■ **EXERCISE REQUIREMENTS**: Extend the forum thread about throwing A-rigs in the surf for trout, picking up after its last sentence.

* begin PASSAGE GIVEN *

# A rigs



## Woolyhogtail (Apr 23, 2016)

Anybody ever thrown an a rig in the surf for trout?


----------



## richg99 (Aug 21, 2004)

I rarely fish the surf, and no, I haven't thrown them in the surf. I have thrown them on freshwater. 

I can tell you that they have a lot of wind resistance. I can't imagine enjoying an hour or two of flinging them against a surf's wind. I don't even like casting them in FW. Apparently, a lot of guys agree with that assessment, from what I've read. 


They were invented for trolling for stripers. I can see why that would be a good use of them.

richg99


----------



## pocfishin (Jan 22, 2006)

Sure, they will work because they imitate a school of baitfish.

But I would not use them in the surf for several reasons:

1. As richg99, stated. Lots of wind resistance during casting. If you gonna throw them all day, then you need a fishing rod designed specifically for them to get distance and to lessen wear/tear on your shoulder.

* end PASSAGE GIVEN *
* begin EXTRACTED RECORDS *

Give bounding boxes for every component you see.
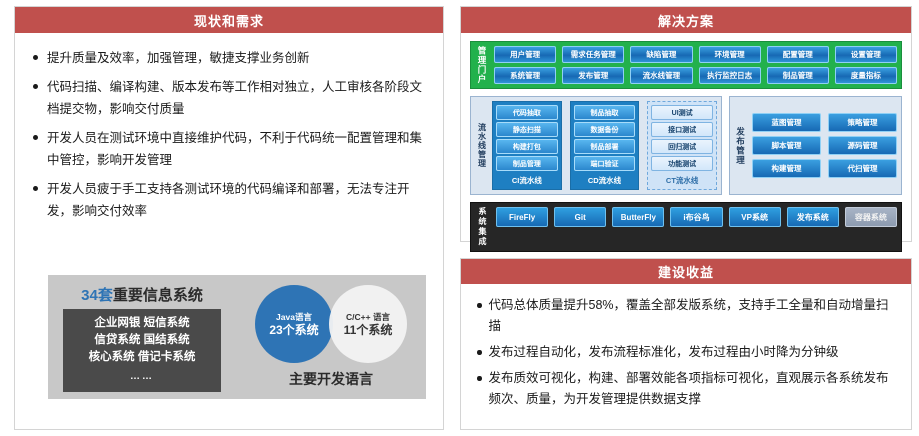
panel-current-status: 现状和需求 提升质量及效率，加强管理，敏捷支撑业务创新 代码扫描、编译构建、版本… bbox=[14, 6, 444, 430]
pipeline-step[interactable]: 静态扫描 bbox=[496, 122, 558, 137]
portal-module[interactable]: 需求任务管理 bbox=[562, 46, 624, 63]
pipeline-name: CT流水线 bbox=[651, 174, 713, 186]
bullet-text: 代码总体质量提升58%，覆盖全部发版系统，支持手工全量和自动增量扫描 bbox=[489, 295, 898, 337]
portal-module[interactable]: 度量指标 bbox=[835, 67, 897, 84]
integration-system[interactable]: i布谷鸟 bbox=[670, 207, 722, 227]
venn-diagram: Java语言 23个系统 C/C++ 语言 11个系统 bbox=[255, 285, 407, 363]
list-item: 代码总体质量提升58%，覆盖全部发版系统，支持手工全量和自动增量扫描 bbox=[475, 295, 897, 337]
pipeline-layer-label: 流水线管理 bbox=[475, 101, 488, 190]
integration-system-list: FireFly Git ButterFly i布谷鸟 VP系统 发布系统 容器系… bbox=[496, 207, 897, 247]
benefit-bullet-list: 代码总体质量提升58%，覆盖全部发版系统，支持手工全量和自动增量扫描 发布过程自… bbox=[461, 284, 911, 410]
venn-circle-java: Java语言 23个系统 bbox=[255, 285, 333, 363]
portal-module[interactable]: 流水线管理 bbox=[630, 67, 692, 84]
pipeline-column-ct: UI测试 接口测试 回归测试 功能测试 CT流水线 bbox=[647, 101, 717, 190]
architecture-diagram: 管理门户 用户管理 需求任务管理 缺陷管理 环境管理 配置管理 设置管理 系统管… bbox=[461, 33, 911, 260]
pipeline-management-box: 流水线管理 代码抽取 静态扫描 构建打包 制品管理 CI流水线 制品抽取 数据备… bbox=[470, 96, 722, 195]
slide-canvas: 现状和需求 提升质量及效率，加强管理，敏捷支撑业务创新 代码扫描、编译构建、版本… bbox=[0, 0, 919, 436]
panel-benefit-title: 建设收益 bbox=[461, 259, 911, 284]
list-item: 开发人员在测试环境中直接维护代码，不利于代码统一配置管理和集中管控，影响开发管理 bbox=[31, 127, 427, 171]
systems-count-block: 34套重要信息系统 企业网银 短信系统 信贷系统 国结系统 核心系统 借记卡系统… bbox=[48, 275, 236, 399]
portal-module[interactable]: 缺陷管理 bbox=[630, 46, 692, 63]
bullet-text: 代码扫描、编译构建、版本发布等工作相对独立，人工审核各阶段文档提交物，影响交付质… bbox=[47, 76, 427, 120]
integration-system[interactable]: 发布系统 bbox=[787, 207, 839, 227]
pipeline-step[interactable]: 构建打包 bbox=[496, 139, 558, 154]
pipeline-column-ci: 代码抽取 静态扫描 构建打包 制品管理 CI流水线 bbox=[492, 101, 562, 190]
release-module[interactable]: 构建管理 bbox=[752, 159, 821, 178]
bullet-text: 提升质量及效率，加强管理，敏捷支撑业务创新 bbox=[47, 47, 427, 69]
bullet-text: 开发人员在测试环境中直接维护代码，不利于代码统一配置管理和集中管控，影响开发管理 bbox=[47, 127, 427, 171]
venn-circle-cpp: C/C++ 语言 11个系统 bbox=[329, 285, 407, 363]
integration-system[interactable]: ButterFly bbox=[612, 207, 664, 227]
list-item: 开发人员疲于手工支持各测试环境的代码编译和部署，无法专注开发，影响交付效率 bbox=[31, 178, 427, 222]
pipeline-step[interactable]: 端口验证 bbox=[574, 156, 636, 171]
architecture-layer-portal: 管理门户 用户管理 需求任务管理 缺陷管理 环境管理 配置管理 设置管理 系统管… bbox=[470, 41, 902, 89]
architecture-layer-integration: 系统集成 FireFly Git ButterFly i布谷鸟 VP系统 发布系… bbox=[470, 202, 902, 252]
release-module[interactable]: 源码管理 bbox=[828, 136, 897, 155]
pipeline-step[interactable]: 制品抽取 bbox=[574, 105, 636, 120]
venn-java-count: 23个系统 bbox=[269, 323, 318, 338]
bullet-dot-icon bbox=[477, 376, 482, 381]
pipeline-step[interactable]: 接口测试 bbox=[651, 122, 713, 137]
current-status-bullet-list: 提升质量及效率，加强管理，敏捷支撑业务创新 代码扫描、编译构建、版本发布等工作相… bbox=[15, 33, 443, 222]
release-layer-label: 发布管理 bbox=[734, 101, 747, 190]
bullet-text: 开发人员疲于手工支持各测试环境的代码编译和部署，无法专注开发，影响交付效率 bbox=[47, 178, 427, 222]
pipeline-step[interactable]: 功能测试 bbox=[651, 156, 713, 171]
portal-layer-label: 管理门户 bbox=[475, 46, 489, 84]
pipeline-name: CI流水线 bbox=[496, 174, 558, 186]
integration-system[interactable]: 容器系统 bbox=[845, 207, 897, 227]
pipeline-step[interactable]: 数据备份 bbox=[574, 122, 636, 137]
pipeline-columns: 代码抽取 静态扫描 构建打包 制品管理 CI流水线 制品抽取 数据备份 制品部署… bbox=[492, 101, 717, 190]
systems-name-line: 企业网银 短信系统 bbox=[63, 315, 221, 332]
panel-current-status-title: 现状和需求 bbox=[15, 7, 443, 33]
integration-system[interactable]: VP系统 bbox=[729, 207, 781, 227]
pipeline-step[interactable]: 制品部署 bbox=[574, 139, 636, 154]
systems-name-line: 信贷系统 国结系统 bbox=[63, 332, 221, 349]
list-item: 代码扫描、编译构建、版本发布等工作相对独立，人工审核各阶段文档提交物，影响交付质… bbox=[31, 76, 427, 120]
bullet-dot-icon bbox=[33, 135, 38, 140]
list-item: 提升质量及效率，加强管理，敏捷支撑业务创新 bbox=[31, 47, 427, 69]
pipeline-step[interactable]: UI测试 bbox=[651, 105, 713, 120]
panel-solution-title: 解决方案 bbox=[461, 7, 911, 33]
portal-module[interactable]: 设置管理 bbox=[835, 46, 897, 63]
portal-module[interactable]: 执行监控日志 bbox=[699, 67, 761, 84]
bullet-text: 发布过程自动化，发布流程标准化，发布过程由小时降为分钟级 bbox=[489, 342, 898, 363]
systems-infographic: 34套重要信息系统 企业网银 短信系统 信贷系统 国结系统 核心系统 借记卡系统… bbox=[48, 275, 426, 399]
language-venn-block: Java语言 23个系统 C/C++ 语言 11个系统 主要开发语言 bbox=[236, 275, 426, 399]
venn-java-label: Java语言 bbox=[276, 311, 312, 323]
pipeline-step[interactable]: 代码抽取 bbox=[496, 105, 558, 120]
integration-system[interactable]: FireFly bbox=[496, 207, 548, 227]
bullet-text: 发布质效可视化，构建、部署效能各项指标可视化，直观展示各系统发布频次、质量，为开… bbox=[489, 368, 898, 410]
systems-name-box: 企业网银 短信系统 信贷系统 国结系统 核心系统 借记卡系统 …… bbox=[63, 309, 221, 392]
bullet-dot-icon bbox=[477, 303, 482, 308]
integration-layer-label: 系统集成 bbox=[475, 207, 491, 247]
bullet-dot-icon bbox=[33, 84, 38, 89]
panel-solution: 解决方案 管理门户 用户管理 需求任务管理 缺陷管理 环境管理 配置管理 设置管… bbox=[460, 6, 912, 242]
venn-cpp-count: 11个系统 bbox=[344, 323, 393, 338]
venn-cpp-label: C/C++ 语言 bbox=[346, 311, 390, 323]
release-module[interactable]: 策略管理 bbox=[828, 113, 897, 132]
panel-benefit: 建设收益 代码总体质量提升58%，覆盖全部发版系统，支持手工全量和自动增量扫描 … bbox=[460, 258, 912, 430]
portal-module[interactable]: 发布管理 bbox=[562, 67, 624, 84]
portal-module[interactable]: 环境管理 bbox=[699, 46, 761, 63]
release-module[interactable]: 代扫管理 bbox=[828, 159, 897, 178]
list-item: 发布质效可视化，构建、部署效能各项指标可视化，直观展示各系统发布频次、质量，为开… bbox=[475, 368, 897, 410]
portal-module[interactable]: 系统管理 bbox=[494, 67, 556, 84]
architecture-layer-middle: 流水线管理 代码抽取 静态扫描 构建打包 制品管理 CI流水线 制品抽取 数据备… bbox=[470, 96, 902, 195]
systems-count-title: 34套重要信息系统 bbox=[81, 284, 203, 305]
systems-count-label: 重要信息系统 bbox=[113, 287, 203, 304]
portal-module-grid: 用户管理 需求任务管理 缺陷管理 环境管理 配置管理 设置管理 系统管理 发布管… bbox=[494, 46, 897, 84]
integration-system[interactable]: Git bbox=[554, 207, 606, 227]
portal-module[interactable]: 制品管理 bbox=[767, 67, 829, 84]
bullet-dot-icon bbox=[477, 350, 482, 355]
release-module-grid: 蓝图管理 策略管理 脚本管理 源码管理 构建管理 代扫管理 bbox=[752, 101, 897, 190]
systems-name-line: 核心系统 借记卡系统 bbox=[63, 349, 221, 366]
list-item: 发布过程自动化，发布流程标准化，发布过程由小时降为分钟级 bbox=[475, 342, 897, 363]
systems-ellipsis: …… bbox=[63, 368, 221, 385]
portal-module[interactable]: 配置管理 bbox=[767, 46, 829, 63]
pipeline-name: CD流水线 bbox=[574, 174, 636, 186]
bullet-dot-icon bbox=[33, 186, 38, 191]
release-module[interactable]: 脚本管理 bbox=[752, 136, 821, 155]
release-module[interactable]: 蓝图管理 bbox=[752, 113, 821, 132]
bullet-dot-icon bbox=[33, 55, 38, 60]
systems-count-number: 34套 bbox=[81, 287, 113, 304]
pipeline-step[interactable]: 制品管理 bbox=[496, 156, 558, 171]
pipeline-step[interactable]: 回归测试 bbox=[651, 139, 713, 154]
pipeline-column-cd: 制品抽取 数据备份 制品部署 端口验证 CD流水线 bbox=[570, 101, 640, 190]
venn-caption: 主要开发语言 bbox=[289, 369, 373, 389]
portal-module[interactable]: 用户管理 bbox=[494, 46, 556, 63]
release-management-box: 发布管理 蓝图管理 策略管理 脚本管理 源码管理 构建管理 代扫管理 bbox=[729, 96, 902, 195]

* end EXTRACTED RECORDS *

■ **REPLY TO THE TASK**:
2. If a toothy critter (shark, spanish mack, bluefish) hits it......bye, bye lots of hardware.

3. If you hook a trout/redfish, you have extra hooks flailing about as you try to unhook your fish. Way too risky for me while standing in waist deep water and getting hit by crashing waves.


----------



## richg99 (Aug 21, 2004)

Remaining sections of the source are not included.